• Aim:
Take from the listing each line that has the string "cals".
____
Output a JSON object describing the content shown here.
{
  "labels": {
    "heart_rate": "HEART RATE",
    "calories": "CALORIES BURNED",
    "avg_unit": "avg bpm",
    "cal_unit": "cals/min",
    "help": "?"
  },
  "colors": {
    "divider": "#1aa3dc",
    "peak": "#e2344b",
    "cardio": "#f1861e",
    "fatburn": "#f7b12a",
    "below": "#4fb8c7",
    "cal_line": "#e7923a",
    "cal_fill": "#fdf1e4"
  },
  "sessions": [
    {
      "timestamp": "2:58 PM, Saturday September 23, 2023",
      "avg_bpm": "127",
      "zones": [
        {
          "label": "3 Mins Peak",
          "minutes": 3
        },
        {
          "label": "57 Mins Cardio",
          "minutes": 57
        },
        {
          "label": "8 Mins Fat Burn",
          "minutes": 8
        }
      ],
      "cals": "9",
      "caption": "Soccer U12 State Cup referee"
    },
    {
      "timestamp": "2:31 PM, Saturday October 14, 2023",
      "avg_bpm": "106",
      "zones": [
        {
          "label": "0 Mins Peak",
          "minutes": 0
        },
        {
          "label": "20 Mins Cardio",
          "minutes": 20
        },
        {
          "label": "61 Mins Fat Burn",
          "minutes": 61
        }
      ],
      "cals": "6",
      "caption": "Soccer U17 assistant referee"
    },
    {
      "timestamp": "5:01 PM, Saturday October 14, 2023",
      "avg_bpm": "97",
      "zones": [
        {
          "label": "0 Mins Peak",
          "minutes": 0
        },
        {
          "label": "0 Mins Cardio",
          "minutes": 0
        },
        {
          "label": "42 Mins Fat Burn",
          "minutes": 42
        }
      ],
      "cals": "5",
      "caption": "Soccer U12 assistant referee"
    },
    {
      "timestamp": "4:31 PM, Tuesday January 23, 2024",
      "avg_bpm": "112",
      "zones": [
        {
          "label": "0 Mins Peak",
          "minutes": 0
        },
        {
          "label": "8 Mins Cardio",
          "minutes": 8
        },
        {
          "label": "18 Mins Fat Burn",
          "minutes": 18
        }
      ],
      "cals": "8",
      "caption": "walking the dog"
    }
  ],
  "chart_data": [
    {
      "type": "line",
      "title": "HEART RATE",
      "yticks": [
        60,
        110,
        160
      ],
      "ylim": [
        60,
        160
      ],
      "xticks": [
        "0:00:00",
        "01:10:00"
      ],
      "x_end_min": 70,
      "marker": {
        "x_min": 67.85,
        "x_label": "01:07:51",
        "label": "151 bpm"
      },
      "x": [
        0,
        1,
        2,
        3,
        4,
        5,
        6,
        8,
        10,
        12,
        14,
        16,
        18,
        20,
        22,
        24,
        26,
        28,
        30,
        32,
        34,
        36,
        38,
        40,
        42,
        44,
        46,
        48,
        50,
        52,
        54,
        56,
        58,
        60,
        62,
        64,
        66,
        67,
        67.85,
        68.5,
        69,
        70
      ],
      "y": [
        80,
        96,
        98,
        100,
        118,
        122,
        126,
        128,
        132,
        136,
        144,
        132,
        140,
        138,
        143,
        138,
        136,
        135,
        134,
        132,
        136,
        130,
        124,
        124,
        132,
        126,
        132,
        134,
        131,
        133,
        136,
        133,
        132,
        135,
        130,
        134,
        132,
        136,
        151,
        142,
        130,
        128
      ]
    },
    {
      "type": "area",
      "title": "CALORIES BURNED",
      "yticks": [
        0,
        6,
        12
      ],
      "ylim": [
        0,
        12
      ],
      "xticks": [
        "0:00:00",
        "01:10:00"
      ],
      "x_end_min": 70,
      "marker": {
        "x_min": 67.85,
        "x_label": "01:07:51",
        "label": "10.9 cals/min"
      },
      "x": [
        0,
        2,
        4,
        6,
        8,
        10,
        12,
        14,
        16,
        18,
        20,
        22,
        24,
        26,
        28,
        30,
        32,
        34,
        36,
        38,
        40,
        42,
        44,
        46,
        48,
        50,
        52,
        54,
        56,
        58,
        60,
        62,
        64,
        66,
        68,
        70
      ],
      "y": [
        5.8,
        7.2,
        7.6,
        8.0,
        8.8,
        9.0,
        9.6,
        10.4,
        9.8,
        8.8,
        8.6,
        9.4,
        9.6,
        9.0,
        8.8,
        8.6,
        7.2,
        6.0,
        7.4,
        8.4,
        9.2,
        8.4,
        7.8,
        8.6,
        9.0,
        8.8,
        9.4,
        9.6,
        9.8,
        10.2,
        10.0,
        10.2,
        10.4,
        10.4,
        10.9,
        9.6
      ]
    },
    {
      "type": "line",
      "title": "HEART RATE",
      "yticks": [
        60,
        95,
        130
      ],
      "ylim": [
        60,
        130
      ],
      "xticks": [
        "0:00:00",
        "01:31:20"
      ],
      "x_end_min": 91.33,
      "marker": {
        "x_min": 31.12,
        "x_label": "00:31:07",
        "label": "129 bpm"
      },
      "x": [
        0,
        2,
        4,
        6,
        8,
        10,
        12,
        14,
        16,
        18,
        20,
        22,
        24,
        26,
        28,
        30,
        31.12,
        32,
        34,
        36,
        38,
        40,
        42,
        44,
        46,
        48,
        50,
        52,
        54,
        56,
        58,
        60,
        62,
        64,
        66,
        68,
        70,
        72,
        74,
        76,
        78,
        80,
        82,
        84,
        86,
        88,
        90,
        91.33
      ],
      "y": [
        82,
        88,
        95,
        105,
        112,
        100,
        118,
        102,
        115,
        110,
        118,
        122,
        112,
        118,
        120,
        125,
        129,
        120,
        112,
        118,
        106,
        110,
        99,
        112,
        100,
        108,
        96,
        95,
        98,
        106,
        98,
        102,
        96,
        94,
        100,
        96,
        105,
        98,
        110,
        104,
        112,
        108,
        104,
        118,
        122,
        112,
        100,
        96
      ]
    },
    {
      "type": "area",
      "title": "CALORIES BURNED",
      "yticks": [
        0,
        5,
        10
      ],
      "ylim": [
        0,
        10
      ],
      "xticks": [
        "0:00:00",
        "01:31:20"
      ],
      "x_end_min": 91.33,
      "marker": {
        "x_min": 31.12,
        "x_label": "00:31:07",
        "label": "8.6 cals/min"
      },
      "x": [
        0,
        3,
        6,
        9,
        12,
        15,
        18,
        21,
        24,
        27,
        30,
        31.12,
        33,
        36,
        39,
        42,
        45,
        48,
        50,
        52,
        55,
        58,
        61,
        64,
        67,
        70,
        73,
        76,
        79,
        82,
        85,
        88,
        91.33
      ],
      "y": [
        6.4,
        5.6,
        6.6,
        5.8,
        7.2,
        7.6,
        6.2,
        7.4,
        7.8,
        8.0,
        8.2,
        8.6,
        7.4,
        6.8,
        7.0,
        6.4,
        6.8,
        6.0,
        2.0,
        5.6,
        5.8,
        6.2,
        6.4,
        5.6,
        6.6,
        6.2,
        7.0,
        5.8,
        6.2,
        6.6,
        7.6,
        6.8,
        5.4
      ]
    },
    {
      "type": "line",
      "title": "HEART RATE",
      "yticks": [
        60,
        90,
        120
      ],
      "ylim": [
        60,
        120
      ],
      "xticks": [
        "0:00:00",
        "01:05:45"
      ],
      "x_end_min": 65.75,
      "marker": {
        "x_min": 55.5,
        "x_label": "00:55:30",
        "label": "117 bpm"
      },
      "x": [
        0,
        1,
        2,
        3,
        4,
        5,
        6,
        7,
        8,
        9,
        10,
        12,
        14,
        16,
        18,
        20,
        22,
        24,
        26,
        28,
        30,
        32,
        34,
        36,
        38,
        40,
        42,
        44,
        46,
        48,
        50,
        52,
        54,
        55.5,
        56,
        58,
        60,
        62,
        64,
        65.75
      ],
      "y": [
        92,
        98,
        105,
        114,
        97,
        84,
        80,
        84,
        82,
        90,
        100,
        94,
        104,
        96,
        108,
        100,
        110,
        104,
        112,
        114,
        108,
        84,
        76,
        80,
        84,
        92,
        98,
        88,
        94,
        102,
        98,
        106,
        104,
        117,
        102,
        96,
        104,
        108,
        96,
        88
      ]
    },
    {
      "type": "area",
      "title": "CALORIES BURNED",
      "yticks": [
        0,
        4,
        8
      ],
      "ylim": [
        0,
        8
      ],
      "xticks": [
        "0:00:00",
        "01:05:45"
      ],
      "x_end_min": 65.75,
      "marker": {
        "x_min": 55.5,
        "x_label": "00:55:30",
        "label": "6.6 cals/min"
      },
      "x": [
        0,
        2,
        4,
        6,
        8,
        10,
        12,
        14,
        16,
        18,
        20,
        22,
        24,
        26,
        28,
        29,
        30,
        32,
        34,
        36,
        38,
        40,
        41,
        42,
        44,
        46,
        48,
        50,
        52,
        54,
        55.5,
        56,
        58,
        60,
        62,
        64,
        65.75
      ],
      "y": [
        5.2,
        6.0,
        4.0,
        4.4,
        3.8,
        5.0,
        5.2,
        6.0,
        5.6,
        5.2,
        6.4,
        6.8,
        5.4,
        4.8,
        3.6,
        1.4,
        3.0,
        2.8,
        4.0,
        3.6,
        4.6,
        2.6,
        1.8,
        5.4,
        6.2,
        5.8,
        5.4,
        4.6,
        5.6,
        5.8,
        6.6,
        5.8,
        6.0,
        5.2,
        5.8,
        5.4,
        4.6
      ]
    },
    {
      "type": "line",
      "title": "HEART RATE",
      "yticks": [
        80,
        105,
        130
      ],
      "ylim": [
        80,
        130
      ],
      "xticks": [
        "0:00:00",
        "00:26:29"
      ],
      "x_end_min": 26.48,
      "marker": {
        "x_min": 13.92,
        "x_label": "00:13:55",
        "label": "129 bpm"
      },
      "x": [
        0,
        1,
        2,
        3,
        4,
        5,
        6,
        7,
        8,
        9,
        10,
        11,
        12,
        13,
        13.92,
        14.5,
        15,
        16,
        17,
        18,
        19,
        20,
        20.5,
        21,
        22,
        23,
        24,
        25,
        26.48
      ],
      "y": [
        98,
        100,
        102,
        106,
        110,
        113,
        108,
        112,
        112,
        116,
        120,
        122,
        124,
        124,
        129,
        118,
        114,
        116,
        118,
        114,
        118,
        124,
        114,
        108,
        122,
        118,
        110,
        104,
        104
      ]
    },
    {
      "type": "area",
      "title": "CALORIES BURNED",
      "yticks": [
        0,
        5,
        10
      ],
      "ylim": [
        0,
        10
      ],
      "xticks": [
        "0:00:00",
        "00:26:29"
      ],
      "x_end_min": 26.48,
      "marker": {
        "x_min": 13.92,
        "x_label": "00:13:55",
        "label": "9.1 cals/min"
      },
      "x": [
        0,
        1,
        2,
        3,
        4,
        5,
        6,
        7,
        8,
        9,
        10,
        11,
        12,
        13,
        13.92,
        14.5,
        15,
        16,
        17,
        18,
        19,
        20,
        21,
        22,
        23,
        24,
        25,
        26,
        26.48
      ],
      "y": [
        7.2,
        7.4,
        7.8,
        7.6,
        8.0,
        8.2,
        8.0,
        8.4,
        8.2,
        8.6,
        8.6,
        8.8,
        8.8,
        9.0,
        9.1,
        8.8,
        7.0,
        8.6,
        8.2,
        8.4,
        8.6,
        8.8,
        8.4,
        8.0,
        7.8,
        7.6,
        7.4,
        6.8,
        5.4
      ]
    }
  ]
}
____
• Exercise output:
    "cal_unit": "cals/min",
      "cals": "9",
      "cals": "6",
      "cals": "5",
      "cals": "8",
        "label": "10.9 cals/min"
        "label": "8.6 cals/min"
        "label": "6.6 cals/min"
        "label": "9.1 cals/min"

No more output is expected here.